Reading passage section start

Was it a citizen’s right to withhold information about their political affiliations? Or was it a citizen’s obligation to the state to reveal that information if the state deemed it necessary?
After charging the Hollywood Ten, a series of a series of highly publicized legal cases followed. Whittaker Chambers, mentioned in the clip above, who was an editor at Time magazine, testified that Alger Hiss, a high-ranking official in the State Department, had given him some secret government documents to pass to the Soviet Union. Hiss denied the charge but was convicted of perjury and served five years in prison.
The most sensationalized trial was of Julius and Ethel Rosenberg, a Jewish communist couple from New York City. In 1951, a jury convicted the Rosenbergs of conspiracy to pass secrets concerning the atomic bomb to Soviet agents during WWII. Their chief accuser was Ethel’s brother who had worked at the Los Alamos nuclear research center. The case against Julius was based on highly secret documents that could not be revealed in court. There was almost no evidence against Ethel Rosenberg, and later her brother admitted that he had lied in some of his testimony about her. They were convicted of conspiracy—a weaker charge than spying or treason—but they were executed in 1953.
Poll #3:
In emergency circumstances, do you believe the state has a right to force citizens to reveal their political affiliations? Answer the embedded poll below, or access it here.
Poll #4:
And a follow-up question to Poll #3, do you believe the Cold War constituted such an “emergency”? Answer the embedded poll below, or access it here.
Internal Security Act
The fear of communism was integrated into the political system, and its effects filtered down to impact people’s daily lives and jobs. In 1950, Congress passed the Internal Security Act which:
Made it unlawful to conspire to perform any act that would “substantially contribute” to establishing a totalitarian dictatorship in the US.
Required members of communist organizations to register with the attorney general, barred them from employment in national defense, and denied them the right to obtain passports.
Imposed stringent controls on immigrants, aliens, and naturalized citizens, blocking the entry of those who had belonged to totalitarian organizations, provided for deportation of suspected alien subversives, and permitted the government to revoke the naturalization of those who joined a “subversive group” within five years of obtaining citizenship.

Reading passage section end

> **Exercise set**:
a. In the Cold War passage, what crime was Alger Hiss convicted of?
b. List every individual person the Cold War passage identifies by name.
c. Pick up the Cold War passage after its last sentence and continue it in the same style.
The items that follow have no connection to the Cold War passage.

Provided records section start

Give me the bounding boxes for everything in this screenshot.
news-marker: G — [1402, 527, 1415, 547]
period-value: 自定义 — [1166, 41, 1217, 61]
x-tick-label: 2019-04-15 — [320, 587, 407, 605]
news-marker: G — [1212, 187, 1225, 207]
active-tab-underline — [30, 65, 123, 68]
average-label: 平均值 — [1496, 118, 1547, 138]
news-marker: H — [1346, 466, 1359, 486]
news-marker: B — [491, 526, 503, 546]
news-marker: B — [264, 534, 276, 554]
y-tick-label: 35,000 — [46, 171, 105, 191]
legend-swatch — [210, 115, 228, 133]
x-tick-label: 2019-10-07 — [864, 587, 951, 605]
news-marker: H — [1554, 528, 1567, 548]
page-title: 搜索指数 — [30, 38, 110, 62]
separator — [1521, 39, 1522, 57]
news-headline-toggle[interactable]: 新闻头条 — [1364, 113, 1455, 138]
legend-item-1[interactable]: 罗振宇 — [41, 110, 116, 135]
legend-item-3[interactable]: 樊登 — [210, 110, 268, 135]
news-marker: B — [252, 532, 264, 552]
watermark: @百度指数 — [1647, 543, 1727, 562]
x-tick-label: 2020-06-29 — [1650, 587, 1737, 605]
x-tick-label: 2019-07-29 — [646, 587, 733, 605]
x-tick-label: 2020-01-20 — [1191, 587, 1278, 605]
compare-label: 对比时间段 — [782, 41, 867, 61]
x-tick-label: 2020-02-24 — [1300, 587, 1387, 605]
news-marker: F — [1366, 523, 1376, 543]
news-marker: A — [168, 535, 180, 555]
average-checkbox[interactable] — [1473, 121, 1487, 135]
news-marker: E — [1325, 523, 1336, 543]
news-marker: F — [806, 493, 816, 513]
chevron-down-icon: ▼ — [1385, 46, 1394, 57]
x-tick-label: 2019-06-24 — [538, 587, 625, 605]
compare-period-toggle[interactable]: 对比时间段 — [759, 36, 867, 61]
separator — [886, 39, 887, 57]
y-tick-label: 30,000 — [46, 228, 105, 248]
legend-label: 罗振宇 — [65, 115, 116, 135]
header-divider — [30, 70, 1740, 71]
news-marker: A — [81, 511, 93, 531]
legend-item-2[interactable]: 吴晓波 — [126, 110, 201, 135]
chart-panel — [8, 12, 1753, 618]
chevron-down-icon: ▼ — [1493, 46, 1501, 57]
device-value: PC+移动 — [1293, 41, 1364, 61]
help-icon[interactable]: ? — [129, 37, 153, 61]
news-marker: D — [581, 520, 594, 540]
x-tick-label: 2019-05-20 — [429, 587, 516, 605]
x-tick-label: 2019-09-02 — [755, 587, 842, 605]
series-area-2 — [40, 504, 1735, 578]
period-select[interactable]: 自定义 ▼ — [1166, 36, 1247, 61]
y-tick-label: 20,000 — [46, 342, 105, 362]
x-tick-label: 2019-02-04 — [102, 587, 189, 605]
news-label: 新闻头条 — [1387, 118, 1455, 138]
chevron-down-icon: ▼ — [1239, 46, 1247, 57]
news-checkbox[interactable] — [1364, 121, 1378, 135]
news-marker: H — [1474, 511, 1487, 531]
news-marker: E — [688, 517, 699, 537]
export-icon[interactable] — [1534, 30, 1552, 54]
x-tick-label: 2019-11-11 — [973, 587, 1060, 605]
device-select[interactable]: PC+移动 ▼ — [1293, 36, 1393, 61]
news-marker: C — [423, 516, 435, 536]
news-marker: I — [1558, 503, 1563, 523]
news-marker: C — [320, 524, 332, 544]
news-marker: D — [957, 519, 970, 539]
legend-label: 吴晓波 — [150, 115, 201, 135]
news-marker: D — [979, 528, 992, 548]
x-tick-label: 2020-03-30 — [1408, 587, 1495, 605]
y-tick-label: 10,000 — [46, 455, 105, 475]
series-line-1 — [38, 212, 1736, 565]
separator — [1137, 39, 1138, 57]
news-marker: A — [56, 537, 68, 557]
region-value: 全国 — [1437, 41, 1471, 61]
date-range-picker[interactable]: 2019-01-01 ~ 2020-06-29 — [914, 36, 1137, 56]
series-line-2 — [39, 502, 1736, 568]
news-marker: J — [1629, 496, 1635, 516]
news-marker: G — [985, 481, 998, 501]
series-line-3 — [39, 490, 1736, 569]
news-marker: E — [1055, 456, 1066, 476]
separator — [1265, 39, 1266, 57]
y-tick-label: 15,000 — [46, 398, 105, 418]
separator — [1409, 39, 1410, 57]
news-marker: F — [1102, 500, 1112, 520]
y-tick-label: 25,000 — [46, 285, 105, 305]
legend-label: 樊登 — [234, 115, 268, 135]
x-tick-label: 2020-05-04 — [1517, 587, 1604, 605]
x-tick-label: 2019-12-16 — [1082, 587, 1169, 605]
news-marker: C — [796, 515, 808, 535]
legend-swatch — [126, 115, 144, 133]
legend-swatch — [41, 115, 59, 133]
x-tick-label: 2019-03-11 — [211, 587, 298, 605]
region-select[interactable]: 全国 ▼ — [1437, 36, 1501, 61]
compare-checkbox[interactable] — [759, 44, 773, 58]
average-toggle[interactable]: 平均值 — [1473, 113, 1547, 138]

Provided records section end

> **Answers in order**:
a. Perjury

b. Whittaker Chambers, Alger Hiss, Julius Rosenberg, Ethel Rosenberg

c.
Authorized president to detain persons if there were “reasonable grounds” to believe that they might conspire to commit espionage or sabotage.
Although Truman vetoed the bill, Congress overrode his veto. This act demonstrates the extent to which the state was “protecting” its citizens by “policing” them from within. Paul Robeson, a famous African American singer and actor, had his passport revoked under this act because he was a suspected communist, due mainly to his outspoken critiques of racism in the US.
Truman also instituted a loyalty program for federal employees. In cases where “reasonable doubt as to the loyalty of the person involved,” a person could be dismissed from federal employment. “Reasonable doubt” could rest on associating with persons considered to be communists, attending meetings to raise money for “suspect causes,” or even subscribing to radical publications. The burden fell on employees to dispel doubts, creating an environment of fear and suspicion.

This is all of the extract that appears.